> PROBLEM TO SOLVE
Check each line of the material below for "coussin", then copy the ones that contain it.

> TASK DATA

>> Begin

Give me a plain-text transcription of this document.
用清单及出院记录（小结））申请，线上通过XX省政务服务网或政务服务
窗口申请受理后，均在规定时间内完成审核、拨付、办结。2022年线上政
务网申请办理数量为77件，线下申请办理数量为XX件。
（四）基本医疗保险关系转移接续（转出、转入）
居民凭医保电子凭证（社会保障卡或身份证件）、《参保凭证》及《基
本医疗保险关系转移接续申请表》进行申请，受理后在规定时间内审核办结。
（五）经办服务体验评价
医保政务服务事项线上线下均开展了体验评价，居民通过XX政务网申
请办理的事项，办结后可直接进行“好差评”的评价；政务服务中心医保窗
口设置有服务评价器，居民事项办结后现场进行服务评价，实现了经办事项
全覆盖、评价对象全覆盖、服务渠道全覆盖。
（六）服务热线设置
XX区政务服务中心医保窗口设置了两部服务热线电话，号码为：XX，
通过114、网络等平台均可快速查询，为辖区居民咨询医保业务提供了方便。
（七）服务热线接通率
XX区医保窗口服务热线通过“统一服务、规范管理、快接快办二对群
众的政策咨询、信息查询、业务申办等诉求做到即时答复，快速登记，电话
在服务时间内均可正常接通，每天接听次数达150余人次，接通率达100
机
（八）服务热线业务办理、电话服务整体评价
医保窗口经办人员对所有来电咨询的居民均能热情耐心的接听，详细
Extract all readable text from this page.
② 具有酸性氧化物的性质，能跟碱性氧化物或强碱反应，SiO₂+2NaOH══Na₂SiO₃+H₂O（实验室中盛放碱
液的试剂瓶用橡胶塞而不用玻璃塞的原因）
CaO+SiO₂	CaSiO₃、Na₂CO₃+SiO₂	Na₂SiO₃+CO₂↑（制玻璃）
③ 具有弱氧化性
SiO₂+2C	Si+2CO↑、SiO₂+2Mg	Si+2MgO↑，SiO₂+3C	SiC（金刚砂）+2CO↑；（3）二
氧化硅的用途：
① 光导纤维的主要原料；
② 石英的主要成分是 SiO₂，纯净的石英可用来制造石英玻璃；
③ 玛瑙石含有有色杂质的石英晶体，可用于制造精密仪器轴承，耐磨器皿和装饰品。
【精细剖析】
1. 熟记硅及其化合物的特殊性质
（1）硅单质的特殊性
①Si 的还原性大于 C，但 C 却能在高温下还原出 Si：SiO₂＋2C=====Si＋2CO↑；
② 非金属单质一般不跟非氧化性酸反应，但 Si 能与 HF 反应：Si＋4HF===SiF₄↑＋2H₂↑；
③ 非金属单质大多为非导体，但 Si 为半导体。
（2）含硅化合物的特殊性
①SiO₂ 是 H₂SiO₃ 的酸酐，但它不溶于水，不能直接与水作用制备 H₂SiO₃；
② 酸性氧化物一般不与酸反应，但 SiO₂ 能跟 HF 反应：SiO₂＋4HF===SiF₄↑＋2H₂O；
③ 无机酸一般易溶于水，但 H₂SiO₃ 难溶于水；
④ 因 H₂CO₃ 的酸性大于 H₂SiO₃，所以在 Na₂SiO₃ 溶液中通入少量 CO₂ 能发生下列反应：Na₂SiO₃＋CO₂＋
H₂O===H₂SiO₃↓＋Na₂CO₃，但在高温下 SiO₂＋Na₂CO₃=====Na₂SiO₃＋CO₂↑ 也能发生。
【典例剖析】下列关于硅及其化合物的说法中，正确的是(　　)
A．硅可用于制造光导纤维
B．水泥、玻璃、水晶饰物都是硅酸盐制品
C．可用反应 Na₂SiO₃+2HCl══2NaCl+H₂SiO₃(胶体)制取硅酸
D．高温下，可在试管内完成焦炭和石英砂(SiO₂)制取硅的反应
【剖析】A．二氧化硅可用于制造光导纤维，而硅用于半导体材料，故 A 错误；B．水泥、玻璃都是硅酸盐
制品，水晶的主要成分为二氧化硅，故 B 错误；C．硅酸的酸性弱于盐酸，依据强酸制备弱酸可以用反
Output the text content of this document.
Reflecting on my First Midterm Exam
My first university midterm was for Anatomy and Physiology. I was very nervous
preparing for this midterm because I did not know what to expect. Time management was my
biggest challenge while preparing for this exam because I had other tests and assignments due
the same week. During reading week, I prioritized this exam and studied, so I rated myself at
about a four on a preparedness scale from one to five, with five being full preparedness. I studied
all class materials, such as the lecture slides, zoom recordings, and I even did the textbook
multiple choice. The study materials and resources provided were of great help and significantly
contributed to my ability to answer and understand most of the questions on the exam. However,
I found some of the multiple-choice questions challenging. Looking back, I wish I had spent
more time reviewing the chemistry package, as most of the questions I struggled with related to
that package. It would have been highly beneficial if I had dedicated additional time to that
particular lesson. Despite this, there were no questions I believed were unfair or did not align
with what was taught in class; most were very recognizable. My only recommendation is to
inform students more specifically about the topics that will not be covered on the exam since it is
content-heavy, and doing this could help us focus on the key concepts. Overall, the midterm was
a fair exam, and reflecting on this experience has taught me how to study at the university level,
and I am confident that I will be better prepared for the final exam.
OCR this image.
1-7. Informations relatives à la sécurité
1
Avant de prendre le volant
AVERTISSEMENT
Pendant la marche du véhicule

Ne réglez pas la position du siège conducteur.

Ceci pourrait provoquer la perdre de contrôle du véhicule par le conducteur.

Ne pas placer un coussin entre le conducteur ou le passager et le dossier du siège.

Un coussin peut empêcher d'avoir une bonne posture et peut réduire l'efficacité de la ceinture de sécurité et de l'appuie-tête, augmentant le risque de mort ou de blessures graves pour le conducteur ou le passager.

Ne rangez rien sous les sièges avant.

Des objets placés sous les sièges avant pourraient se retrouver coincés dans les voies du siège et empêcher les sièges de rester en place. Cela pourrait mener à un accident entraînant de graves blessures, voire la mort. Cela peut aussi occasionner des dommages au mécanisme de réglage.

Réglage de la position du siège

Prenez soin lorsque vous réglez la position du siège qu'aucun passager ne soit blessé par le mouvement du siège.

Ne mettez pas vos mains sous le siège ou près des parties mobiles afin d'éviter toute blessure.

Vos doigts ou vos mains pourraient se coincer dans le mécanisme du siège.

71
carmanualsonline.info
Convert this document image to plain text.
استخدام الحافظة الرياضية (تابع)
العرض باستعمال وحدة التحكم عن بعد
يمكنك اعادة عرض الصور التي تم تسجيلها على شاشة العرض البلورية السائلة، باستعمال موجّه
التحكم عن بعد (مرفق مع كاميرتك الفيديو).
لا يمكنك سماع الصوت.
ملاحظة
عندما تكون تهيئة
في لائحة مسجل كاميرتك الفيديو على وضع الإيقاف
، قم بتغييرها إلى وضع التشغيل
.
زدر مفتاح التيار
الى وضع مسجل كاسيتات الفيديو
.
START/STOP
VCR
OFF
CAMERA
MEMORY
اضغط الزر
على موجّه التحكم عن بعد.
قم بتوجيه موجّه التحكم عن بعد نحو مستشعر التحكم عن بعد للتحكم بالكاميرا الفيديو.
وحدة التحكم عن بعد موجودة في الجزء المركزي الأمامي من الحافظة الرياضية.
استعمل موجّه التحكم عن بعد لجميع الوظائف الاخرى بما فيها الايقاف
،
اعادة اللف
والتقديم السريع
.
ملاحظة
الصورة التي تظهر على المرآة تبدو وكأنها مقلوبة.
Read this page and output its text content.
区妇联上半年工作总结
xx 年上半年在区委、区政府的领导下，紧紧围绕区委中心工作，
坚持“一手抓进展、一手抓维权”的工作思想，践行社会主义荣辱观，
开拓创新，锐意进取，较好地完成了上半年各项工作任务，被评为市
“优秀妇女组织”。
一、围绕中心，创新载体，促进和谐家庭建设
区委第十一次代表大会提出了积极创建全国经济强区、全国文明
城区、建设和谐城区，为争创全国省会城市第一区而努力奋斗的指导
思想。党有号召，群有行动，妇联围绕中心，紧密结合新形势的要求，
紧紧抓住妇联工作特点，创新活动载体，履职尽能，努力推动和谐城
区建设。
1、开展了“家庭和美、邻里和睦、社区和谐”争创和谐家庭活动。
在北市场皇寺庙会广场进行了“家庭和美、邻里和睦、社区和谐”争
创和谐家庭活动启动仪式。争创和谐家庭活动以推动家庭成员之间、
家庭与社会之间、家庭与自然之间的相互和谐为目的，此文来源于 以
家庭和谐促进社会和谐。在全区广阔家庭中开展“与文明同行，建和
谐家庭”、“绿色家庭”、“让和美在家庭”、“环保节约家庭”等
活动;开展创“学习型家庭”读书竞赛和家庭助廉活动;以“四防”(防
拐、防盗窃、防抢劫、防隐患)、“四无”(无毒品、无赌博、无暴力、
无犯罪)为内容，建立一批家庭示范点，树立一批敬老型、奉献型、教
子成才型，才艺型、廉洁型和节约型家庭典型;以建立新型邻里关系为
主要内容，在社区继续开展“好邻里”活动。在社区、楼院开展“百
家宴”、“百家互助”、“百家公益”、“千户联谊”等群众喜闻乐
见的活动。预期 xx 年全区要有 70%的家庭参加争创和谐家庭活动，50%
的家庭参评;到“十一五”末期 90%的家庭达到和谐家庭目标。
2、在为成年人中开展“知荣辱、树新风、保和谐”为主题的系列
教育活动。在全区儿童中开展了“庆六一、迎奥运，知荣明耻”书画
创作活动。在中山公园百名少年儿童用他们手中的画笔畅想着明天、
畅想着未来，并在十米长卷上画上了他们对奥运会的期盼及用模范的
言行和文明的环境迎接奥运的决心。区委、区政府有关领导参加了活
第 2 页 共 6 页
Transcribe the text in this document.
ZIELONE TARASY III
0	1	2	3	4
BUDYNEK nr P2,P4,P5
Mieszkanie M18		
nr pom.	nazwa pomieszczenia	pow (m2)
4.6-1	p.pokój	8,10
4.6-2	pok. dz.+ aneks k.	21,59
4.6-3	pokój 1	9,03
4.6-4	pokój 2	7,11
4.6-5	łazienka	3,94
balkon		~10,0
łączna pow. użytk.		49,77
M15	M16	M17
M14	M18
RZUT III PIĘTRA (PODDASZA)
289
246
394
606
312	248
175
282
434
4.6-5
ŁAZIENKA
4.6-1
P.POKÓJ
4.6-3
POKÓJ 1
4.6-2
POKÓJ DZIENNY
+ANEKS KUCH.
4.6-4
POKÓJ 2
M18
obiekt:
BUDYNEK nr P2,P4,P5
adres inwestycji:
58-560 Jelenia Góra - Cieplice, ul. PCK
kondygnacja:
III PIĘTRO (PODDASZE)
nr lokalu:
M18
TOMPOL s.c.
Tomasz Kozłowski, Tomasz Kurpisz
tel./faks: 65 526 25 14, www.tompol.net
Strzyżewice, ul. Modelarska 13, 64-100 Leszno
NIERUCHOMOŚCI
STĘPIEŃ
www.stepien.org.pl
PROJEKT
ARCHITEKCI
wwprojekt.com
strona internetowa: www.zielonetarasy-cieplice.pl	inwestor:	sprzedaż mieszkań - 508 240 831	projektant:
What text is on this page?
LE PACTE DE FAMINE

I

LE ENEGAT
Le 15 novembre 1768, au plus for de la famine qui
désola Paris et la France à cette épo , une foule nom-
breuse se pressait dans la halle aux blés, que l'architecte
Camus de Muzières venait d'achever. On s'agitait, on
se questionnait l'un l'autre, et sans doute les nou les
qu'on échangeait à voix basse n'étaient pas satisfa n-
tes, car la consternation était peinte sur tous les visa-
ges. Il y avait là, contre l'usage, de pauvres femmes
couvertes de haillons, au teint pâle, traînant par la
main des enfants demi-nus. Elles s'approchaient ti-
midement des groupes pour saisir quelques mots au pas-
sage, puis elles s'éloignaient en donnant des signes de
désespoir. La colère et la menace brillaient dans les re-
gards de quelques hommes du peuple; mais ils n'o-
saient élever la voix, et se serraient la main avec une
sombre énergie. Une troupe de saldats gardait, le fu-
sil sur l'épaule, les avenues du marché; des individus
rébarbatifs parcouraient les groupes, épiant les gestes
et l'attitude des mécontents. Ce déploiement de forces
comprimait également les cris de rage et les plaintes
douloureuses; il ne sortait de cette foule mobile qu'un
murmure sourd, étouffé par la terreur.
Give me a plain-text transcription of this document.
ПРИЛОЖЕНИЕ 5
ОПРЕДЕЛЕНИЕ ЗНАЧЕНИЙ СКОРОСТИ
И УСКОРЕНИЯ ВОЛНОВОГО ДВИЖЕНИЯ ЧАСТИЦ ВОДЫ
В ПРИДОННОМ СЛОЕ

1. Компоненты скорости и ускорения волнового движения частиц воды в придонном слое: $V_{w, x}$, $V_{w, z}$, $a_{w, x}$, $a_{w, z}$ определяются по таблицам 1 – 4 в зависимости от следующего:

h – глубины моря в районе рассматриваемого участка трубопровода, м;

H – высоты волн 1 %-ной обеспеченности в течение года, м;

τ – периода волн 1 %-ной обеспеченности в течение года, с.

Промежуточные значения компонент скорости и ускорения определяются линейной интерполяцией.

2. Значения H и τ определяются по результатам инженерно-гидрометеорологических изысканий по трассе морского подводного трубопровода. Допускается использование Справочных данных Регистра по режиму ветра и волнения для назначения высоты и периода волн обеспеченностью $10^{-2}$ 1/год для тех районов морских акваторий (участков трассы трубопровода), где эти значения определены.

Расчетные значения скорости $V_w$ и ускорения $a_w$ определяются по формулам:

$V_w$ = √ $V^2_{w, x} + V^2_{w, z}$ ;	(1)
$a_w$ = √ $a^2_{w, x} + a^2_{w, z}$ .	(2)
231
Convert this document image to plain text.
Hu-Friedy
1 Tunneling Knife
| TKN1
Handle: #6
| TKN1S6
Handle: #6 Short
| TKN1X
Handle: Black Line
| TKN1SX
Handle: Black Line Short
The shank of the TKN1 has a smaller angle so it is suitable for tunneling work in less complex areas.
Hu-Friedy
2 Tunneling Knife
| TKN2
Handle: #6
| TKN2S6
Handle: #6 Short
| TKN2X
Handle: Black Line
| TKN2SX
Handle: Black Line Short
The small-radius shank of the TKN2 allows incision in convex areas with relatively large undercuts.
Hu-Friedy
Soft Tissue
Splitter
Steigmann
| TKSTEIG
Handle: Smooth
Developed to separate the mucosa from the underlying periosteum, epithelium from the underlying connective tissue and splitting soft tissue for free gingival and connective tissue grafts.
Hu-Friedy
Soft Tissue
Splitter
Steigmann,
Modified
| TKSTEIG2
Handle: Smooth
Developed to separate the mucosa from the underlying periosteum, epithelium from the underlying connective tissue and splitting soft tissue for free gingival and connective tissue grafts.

>> End

> TASK OUTPUT
Ne pas placer un coussin entre le conducteur ou le passager et le dossier du siège.
Un coussin peut empêcher d'avoir une bonne posture et peut réduire l'efficacité de la ceinture de sécurité et de l'appuie-tête, augmentant le risque de mort ou de blessures graves pour le conducteur ou le passager.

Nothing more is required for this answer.